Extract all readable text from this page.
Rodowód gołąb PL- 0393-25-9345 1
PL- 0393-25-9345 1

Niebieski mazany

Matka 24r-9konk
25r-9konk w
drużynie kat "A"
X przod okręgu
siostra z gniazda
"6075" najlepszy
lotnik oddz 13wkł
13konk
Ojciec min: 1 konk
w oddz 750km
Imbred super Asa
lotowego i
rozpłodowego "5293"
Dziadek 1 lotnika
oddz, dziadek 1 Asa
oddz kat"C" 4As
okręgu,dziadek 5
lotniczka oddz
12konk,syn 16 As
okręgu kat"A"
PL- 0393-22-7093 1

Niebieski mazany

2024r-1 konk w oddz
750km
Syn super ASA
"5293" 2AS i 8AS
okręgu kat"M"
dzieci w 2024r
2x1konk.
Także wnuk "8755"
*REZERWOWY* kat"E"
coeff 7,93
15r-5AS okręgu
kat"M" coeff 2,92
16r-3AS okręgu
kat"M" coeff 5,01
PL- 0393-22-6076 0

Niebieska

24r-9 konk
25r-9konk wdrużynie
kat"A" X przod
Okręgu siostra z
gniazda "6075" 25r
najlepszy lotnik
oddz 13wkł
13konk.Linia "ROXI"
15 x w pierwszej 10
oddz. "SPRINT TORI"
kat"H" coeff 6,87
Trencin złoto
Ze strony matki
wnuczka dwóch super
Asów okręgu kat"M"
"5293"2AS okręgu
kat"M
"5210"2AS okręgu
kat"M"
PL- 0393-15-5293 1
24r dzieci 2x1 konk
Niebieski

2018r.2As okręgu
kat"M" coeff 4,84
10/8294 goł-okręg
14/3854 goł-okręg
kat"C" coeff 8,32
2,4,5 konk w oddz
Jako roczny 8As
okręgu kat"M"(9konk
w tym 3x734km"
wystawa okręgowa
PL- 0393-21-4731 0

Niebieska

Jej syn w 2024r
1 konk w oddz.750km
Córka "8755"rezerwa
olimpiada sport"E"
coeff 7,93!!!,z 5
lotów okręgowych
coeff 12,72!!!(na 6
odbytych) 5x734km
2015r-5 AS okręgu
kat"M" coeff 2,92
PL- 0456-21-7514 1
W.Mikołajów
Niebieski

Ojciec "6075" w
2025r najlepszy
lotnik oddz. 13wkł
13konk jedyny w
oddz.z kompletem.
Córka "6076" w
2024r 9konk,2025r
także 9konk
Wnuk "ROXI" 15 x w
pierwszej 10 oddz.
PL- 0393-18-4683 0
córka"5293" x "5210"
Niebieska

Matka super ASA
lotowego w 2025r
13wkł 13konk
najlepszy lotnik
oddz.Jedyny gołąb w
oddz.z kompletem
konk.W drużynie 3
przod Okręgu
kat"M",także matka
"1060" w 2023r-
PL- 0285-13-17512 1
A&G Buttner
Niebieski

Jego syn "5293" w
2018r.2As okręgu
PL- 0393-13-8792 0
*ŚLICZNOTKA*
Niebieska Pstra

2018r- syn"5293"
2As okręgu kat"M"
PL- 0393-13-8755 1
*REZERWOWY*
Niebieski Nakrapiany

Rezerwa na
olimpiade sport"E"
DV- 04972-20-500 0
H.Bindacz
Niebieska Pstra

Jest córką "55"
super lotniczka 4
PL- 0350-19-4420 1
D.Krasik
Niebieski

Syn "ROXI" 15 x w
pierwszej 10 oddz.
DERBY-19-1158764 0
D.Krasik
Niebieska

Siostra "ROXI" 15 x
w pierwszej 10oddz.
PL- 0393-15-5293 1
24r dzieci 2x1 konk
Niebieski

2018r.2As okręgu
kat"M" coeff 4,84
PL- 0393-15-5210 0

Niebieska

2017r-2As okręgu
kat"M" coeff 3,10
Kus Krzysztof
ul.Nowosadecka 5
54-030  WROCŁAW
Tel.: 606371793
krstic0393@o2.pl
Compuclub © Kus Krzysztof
* * * * * * *
DO THIS: Which lines contain the word "najlepszy"? Copy each one.

OUTPUT:
"6075" najlepszy
najlepszy lotnik
2025r najlepszy
najlepszy lotnik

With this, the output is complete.